SHORT TASK >>
An exact copy of all the data is required, with pictures left out.

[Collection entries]
--*--

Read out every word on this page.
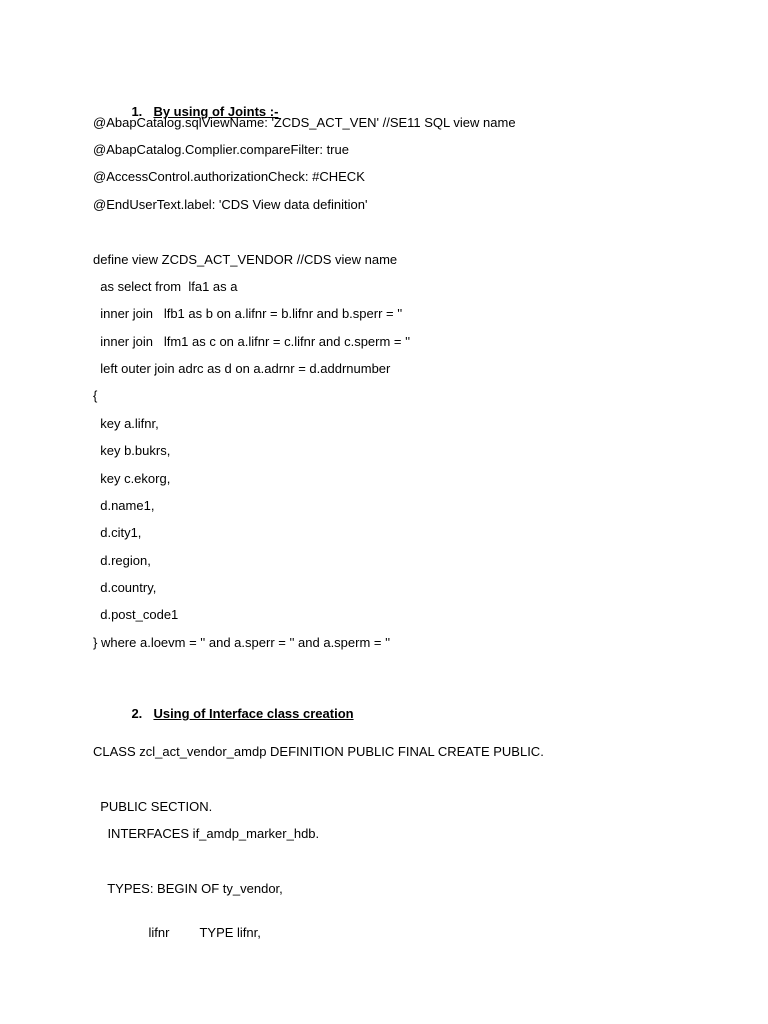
1. By using of Joints :-

@AbapCatalog.sqlViewName: 'ZCDS_ACT_VEN' //SE11 SQL view name
@AbapCatalog.Complier.compareFilter: true
@AccessControl.authorizationCheck: #CHECK
@EndUserText.label: 'CDS View data definition'
define view ZCDS_ACT_VENDOR //CDS view name
as select from  lfa1 as a
inner join   lfb1 as b on a.lifnr = b.lifnr and b.sperr = ''
inner join   lfm1 as c on a.lifnr = c.lifnr and c.sperm = ''
left outer join adrc as d on a.adrnr = d.addrnumber
{
key a.lifnr,
key b.bukrs,
key c.ekorg,
d.name1,
d.city1,
d.region,
d.country,
d.post_code1
} where a.loevm = '' and a.sperr = '' and a.sperm = ''

2. Using of Interface class creation

CLASS zcl_act_vendor_amdp DEFINITION PUBLIC FINAL CREATE PUBLIC.
PUBLIC SECTION.
INTERFACES if_amdp_marker_hdb.
TYPES: BEGIN OF ty_vendor,

lifnr TYPE lifnr,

--*--

CORRECT RESULT >>
Read out every word on this page.
1. By using of Joints :-

@AbapCatalog.sqlViewName: 'ZCDS_ACT_VEN' //SE11 SQL view name
@AbapCatalog.Complier.compareFilter: true
@AccessControl.authorizationCheck: #CHECK
@EndUserText.label: 'CDS View data definition'
define view ZCDS_ACT_VENDOR //CDS view name
as select from  lfa1 as a
inner join   lfb1 as b on a.lifnr = b.lifnr and b.sperr = ''
inner join   lfm1 as c on a.lifnr = c.lifnr and c.sperm = ''
left outer join adrc as d on a.adrnr = d.addrnumber
{
key a.lifnr,
key b.bukrs,
key c.ekorg,
d.name1,
d.city1,
d.region,
d.country,
d.post_code1
} where a.loevm = '' and a.sperr = '' and a.sperm = ''

2. Using of Interface class creation

CLASS zcl_act_vendor_amdp DEFINITION PUBLIC FINAL CREATE PUBLIC.
PUBLIC SECTION.
INTERFACES if_amdp_marker_hdb.
TYPES: BEGIN OF ty_vendor,

lifnr TYPE lifnr,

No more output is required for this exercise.